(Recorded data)

---------------

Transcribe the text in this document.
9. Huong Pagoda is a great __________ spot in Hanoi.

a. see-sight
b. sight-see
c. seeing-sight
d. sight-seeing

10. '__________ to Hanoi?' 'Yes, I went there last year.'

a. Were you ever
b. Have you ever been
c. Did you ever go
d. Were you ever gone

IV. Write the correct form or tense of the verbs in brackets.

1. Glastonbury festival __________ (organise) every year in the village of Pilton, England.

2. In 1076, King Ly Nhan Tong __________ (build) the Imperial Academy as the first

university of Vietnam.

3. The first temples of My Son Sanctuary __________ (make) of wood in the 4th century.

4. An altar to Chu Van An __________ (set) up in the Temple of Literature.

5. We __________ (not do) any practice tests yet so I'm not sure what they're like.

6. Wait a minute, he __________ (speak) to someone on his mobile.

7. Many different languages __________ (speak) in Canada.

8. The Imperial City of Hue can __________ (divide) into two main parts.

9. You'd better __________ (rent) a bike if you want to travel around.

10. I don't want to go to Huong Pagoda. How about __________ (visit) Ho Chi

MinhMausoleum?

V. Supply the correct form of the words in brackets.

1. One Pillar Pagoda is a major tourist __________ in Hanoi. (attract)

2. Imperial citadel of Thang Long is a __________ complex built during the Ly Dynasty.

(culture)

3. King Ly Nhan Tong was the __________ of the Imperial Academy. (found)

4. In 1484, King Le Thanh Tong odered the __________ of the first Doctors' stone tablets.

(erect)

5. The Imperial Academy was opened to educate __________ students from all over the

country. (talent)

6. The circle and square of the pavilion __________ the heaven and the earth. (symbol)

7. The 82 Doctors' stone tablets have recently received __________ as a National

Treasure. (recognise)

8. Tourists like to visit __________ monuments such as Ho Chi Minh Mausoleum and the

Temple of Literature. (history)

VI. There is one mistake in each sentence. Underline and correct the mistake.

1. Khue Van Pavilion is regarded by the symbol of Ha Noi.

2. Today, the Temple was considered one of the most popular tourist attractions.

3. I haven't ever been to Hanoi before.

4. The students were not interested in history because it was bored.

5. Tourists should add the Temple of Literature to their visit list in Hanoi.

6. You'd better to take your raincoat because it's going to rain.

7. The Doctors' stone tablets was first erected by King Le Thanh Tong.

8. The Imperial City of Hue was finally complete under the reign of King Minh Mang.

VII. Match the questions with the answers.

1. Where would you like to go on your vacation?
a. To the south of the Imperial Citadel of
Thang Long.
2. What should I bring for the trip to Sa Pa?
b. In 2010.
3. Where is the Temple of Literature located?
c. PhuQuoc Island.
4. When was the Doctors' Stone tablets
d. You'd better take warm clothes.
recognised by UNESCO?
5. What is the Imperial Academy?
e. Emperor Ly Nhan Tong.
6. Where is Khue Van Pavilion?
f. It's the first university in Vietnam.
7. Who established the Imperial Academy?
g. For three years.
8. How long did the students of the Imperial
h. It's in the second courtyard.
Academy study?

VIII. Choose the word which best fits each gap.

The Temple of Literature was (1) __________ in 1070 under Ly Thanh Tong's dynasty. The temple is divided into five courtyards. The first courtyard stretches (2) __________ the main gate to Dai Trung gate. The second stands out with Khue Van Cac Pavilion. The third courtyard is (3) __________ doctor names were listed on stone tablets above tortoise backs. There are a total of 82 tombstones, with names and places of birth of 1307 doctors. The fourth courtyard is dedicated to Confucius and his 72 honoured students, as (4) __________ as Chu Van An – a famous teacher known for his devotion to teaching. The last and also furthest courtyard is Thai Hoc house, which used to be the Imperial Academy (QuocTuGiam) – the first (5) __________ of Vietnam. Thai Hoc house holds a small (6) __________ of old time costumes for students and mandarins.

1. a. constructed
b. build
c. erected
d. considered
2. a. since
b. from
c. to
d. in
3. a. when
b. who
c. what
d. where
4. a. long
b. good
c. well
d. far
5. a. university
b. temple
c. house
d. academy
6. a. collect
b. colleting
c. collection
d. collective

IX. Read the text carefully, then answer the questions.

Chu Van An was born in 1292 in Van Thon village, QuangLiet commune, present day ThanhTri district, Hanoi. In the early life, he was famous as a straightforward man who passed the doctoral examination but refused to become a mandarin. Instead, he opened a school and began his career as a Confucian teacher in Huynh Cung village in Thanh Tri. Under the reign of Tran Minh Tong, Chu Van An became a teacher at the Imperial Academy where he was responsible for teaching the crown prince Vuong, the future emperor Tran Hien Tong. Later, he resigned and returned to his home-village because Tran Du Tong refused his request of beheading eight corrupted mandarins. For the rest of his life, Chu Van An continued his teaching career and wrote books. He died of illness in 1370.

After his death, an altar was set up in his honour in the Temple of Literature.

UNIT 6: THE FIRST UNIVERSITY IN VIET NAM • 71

---------------

**WHAT YOU HAVE TO DO:** All of the material above needs to be copied exactly.

**TASK RESPONSE:**
Transcribe the text in this document.
9. Huong Pagoda is a great __________ spot in Hanoi.

a. see-sight
b. sight-see
c. seeing-sight
d. sight-seeing

10. '__________ to Hanoi?' 'Yes, I went there last year.'

a. Were you ever
b. Have you ever been
c. Did you ever go
d. Were you ever gone

IV. Write the correct form or tense of the verbs in brackets.

1. Glastonbury festival __________ (organise) every year in the village of Pilton, England.

2. In 1076, King Ly Nhan Tong __________ (build) the Imperial Academy as the first

university of Vietnam.

3. The first temples of My Son Sanctuary __________ (make) of wood in the 4th century.

4. An altar to Chu Van An __________ (set) up in the Temple of Literature.

5. We __________ (not do) any practice tests yet so I'm not sure what they're like.

6. Wait a minute, he __________ (speak) to someone on his mobile.

7. Many different languages __________ (speak) in Canada.

8. The Imperial City of Hue can __________ (divide) into two main parts.

9. You'd better __________ (rent) a bike if you want to travel around.

10. I don't want to go to Huong Pagoda. How about __________ (visit) Ho Chi

MinhMausoleum?

V. Supply the correct form of the words in brackets.

1. One Pillar Pagoda is a major tourist __________ in Hanoi. (attract)

2. Imperial citadel of Thang Long is a __________ complex built during the Ly Dynasty.

(culture)

3. King Ly Nhan Tong was the __________ of the Imperial Academy. (found)

4. In 1484, King Le Thanh Tong odered the __________ of the first Doctors' stone tablets.

(erect)

5. The Imperial Academy was opened to educate __________ students from all over the

country. (talent)

6. The circle and square of the pavilion __________ the heaven and the earth. (symbol)

7. The 82 Doctors' stone tablets have recently received __________ as a National

Treasure. (recognise)

8. Tourists like to visit __________ monuments such as Ho Chi Minh Mausoleum and the

Temple of Literature. (history)

VI. There is one mistake in each sentence. Underline and correct the mistake.

1. Khue Van Pavilion is regarded by the symbol of Ha Noi.

2. Today, the Temple was considered one of the most popular tourist attractions.

3. I haven't ever been to Hanoi before.

4. The students were not interested in history because it was bored.

5. Tourists should add the Temple of Literature to their visit list in Hanoi.

6. You'd better to take your raincoat because it's going to rain.

7. The Doctors' stone tablets was first erected by King Le Thanh Tong.

8. The Imperial City of Hue was finally complete under the reign of King Minh Mang.

VII. Match the questions with the answers.

1. Where would you like to go on your vacation?
a. To the south of the Imperial Citadel of
Thang Long.
2. What should I bring for the trip to Sa Pa?
b. In 2010.
3. Where is the Temple of Literature located?
c. PhuQuoc Island.
4. When was the Doctors' Stone tablets
d. You'd better take warm clothes.
recognised by UNESCO?
5. What is the Imperial Academy?
e. Emperor Ly Nhan Tong.
6. Where is Khue Van Pavilion?
f. It's the first university in Vietnam.
7. Who established the Imperial Academy?
g. For three years.
8. How long did the students of the Imperial
h. It's in the second courtyard.
Academy study?

VIII. Choose the word which best fits each gap.

The Temple of Literature was (1) __________ in 1070 under Ly Thanh Tong's dynasty. The temple is divided into five courtyards. The first courtyard stretches (2) __________ the main gate to Dai Trung gate. The second stands out with Khue Van Cac Pavilion. The third courtyard is (3) __________ doctor names were listed on stone tablets above tortoise backs. There are a total of 82 tombstones, with names and places of birth of 1307 doctors. The fourth courtyard is dedicated to Confucius and his 72 honoured students, as (4) __________ as Chu Van An – a famous teacher known for his devotion to teaching. The last and also furthest courtyard is Thai Hoc house, which used to be the Imperial Academy (QuocTuGiam) – the first (5) __________ of Vietnam. Thai Hoc house holds a small (6) __________ of old time costumes for students and mandarins.

1. a. constructed
b. build
c. erected
d. considered
2. a. since
b. from
c. to
d. in
3. a. when
b. who
c. what
d. where
4. a. long
b. good
c. well
d. far
5. a. university
b. temple
c. house
d. academy
6. a. collect
b. colleting
c. collection
d. collective

IX. Read the text carefully, then answer the questions.

Chu Van An was born in 1292 in Van Thon village, QuangLiet commune, present day ThanhTri district, Hanoi. In the early life, he was famous as a straightforward man who passed the doctoral examination but refused to become a mandarin. Instead, he opened a school and began his career as a Confucian teacher in Huynh Cung village in Thanh Tri. Under the reign of Tran Minh Tong, Chu Van An became a teacher at the Imperial Academy where he was responsible for teaching the crown prince Vuong, the future emperor Tran Hien Tong. Later, he resigned and returned to his home-village because Tran Du Tong refused his request of beheading eight corrupted mandarins. For the rest of his life, Chu Van An continued his teaching career and wrote books. He died of illness in 1370.

After his death, an altar was set up in his honour in the Temple of Literature.

UNIT 6: THE FIRST UNIVERSITY IN VIET NAM • 71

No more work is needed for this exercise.